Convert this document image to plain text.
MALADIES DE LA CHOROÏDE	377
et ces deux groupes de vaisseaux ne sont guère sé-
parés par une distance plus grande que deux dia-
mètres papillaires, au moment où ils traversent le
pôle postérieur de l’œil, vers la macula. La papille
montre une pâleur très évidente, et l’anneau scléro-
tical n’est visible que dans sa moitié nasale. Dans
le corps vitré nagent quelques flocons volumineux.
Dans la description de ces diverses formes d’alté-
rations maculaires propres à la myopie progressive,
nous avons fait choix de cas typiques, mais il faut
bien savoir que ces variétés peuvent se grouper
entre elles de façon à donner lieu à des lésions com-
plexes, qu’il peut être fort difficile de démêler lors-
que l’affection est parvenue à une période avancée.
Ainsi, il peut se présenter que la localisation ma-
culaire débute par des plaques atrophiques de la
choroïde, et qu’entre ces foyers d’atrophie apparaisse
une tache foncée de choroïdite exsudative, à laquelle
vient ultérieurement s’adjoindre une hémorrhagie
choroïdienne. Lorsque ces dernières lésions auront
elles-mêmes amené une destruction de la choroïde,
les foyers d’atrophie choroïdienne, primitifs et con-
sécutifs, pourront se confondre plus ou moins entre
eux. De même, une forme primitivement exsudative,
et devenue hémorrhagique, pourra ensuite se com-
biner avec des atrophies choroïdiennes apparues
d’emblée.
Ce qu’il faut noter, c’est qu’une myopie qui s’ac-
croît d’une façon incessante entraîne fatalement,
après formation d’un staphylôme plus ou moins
—————
REQUIREMENT.
Copy out each record exactly as given, omitting none.

SOLUTION FOR THIS PROBLEM.
Convert this document image to plain text.
MALADIES DE LA CHOROÏDE	377
et ces deux groupes de vaisseaux ne sont guère sé-
parés par une distance plus grande que deux dia-
mètres papillaires, au moment où ils traversent le
pôle postérieur de l’œil, vers la macula. La papille
montre une pâleur très évidente, et l’anneau scléro-
tical n’est visible que dans sa moitié nasale. Dans
le corps vitré nagent quelques flocons volumineux.
Dans la description de ces diverses formes d’alté-
rations maculaires propres à la myopie progressive,
nous avons fait choix de cas typiques, mais il faut
bien savoir que ces variétés peuvent se grouper
entre elles de façon à donner lieu à des lésions com-
plexes, qu’il peut être fort difficile de démêler lors-
que l’affection est parvenue à une période avancée.
Ainsi, il peut se présenter que la localisation ma-
culaire débute par des plaques atrophiques de la
choroïde, et qu’entre ces foyers d’atrophie apparaisse
une tache foncée de choroïdite exsudative, à laquelle
vient ultérieurement s’adjoindre une hémorrhagie
choroïdienne. Lorsque ces dernières lésions auront
elles-mêmes amené une destruction de la choroïde,
les foyers d’atrophie choroïdienne, primitifs et con-
sécutifs, pourront se confondre plus ou moins entre
eux. De même, une forme primitivement exsudative,
et devenue hémorrhagique, pourra ensuite se com-
biner avec des atrophies choroïdiennes apparues
d’emblée.
Ce qu’il faut noter, c’est qu’une myopie qui s’ac-
croît d’une façon incessante entraîne fatalement,
après formation d’un staphylôme plus ou moins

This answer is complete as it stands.